Records excerpted from a collection
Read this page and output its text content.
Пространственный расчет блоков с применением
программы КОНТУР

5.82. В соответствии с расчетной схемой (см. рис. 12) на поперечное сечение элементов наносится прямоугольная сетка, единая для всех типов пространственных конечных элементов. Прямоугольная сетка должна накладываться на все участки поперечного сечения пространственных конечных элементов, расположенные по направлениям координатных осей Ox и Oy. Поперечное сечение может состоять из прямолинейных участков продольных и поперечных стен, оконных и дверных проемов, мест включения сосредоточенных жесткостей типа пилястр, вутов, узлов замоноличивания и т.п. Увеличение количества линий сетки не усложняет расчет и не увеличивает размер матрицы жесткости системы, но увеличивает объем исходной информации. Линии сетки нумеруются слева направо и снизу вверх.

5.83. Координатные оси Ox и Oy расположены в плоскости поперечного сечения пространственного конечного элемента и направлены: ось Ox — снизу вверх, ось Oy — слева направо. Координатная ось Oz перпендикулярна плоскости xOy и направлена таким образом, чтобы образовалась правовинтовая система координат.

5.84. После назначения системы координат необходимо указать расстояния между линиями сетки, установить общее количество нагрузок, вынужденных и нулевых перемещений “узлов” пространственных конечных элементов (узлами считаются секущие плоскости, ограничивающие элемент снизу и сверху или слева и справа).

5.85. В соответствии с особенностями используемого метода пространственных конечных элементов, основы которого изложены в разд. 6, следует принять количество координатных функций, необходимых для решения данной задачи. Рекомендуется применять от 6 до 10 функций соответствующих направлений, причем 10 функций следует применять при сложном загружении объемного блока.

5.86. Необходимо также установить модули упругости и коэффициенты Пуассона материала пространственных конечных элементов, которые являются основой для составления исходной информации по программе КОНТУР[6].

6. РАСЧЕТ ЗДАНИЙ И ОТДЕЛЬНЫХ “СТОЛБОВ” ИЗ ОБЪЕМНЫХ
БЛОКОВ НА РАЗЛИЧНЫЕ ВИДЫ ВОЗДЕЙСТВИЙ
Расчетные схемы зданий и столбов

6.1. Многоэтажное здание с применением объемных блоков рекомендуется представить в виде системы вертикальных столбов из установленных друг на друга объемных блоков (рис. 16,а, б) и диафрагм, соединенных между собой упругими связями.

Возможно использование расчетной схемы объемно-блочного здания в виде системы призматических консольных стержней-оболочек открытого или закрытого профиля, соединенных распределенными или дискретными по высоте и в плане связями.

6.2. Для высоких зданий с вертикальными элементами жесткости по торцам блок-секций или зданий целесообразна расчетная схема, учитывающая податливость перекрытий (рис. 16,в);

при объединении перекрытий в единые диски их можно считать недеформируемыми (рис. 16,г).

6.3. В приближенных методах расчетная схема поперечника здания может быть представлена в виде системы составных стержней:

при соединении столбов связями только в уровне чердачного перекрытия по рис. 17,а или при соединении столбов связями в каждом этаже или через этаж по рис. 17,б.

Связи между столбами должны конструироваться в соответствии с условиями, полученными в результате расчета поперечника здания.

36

**GIVEN INSTRUCTION**.
In the material above, find the lines that contain "вверх" and show them.

**ANSWER TO THE PROBLEM**.
5.82. В соответствии с расчетной схемой (см. рис. 12) на поперечное сечение элементов наносится прямоугольная сетка, единая для всех типов пространственных конечных элементов. Прямоугольная сетка должна накладываться на все участки поперечного сечения пространственных конечных элементов, расположенные по направлениям координатных осей Ox и Oy. Поперечное сечение может состоять из прямолинейных участков продольных и поперечных стен, оконных и дверных проемов, мест включения сосредоточенных жесткостей типа пилястр, вутов, узлов замоноличивания и т.п. Увеличение количества линий сетки не усложняет расчет и не увеличивает размер матрицы жесткости системы, но увеличивает объем исходной информации. Линии сетки нумеруются слева направо и снизу вверх.
5.83. Координатные оси Ox и Oy расположены в плоскости поперечного сечения пространственного конечного элемента и направлены: ось Ox — снизу вверх, ось Oy — слева направо. Координатная ось Oz перпендикулярна плоскости xOy и направлена таким образом, чтобы образовалась правовинтовая система координат.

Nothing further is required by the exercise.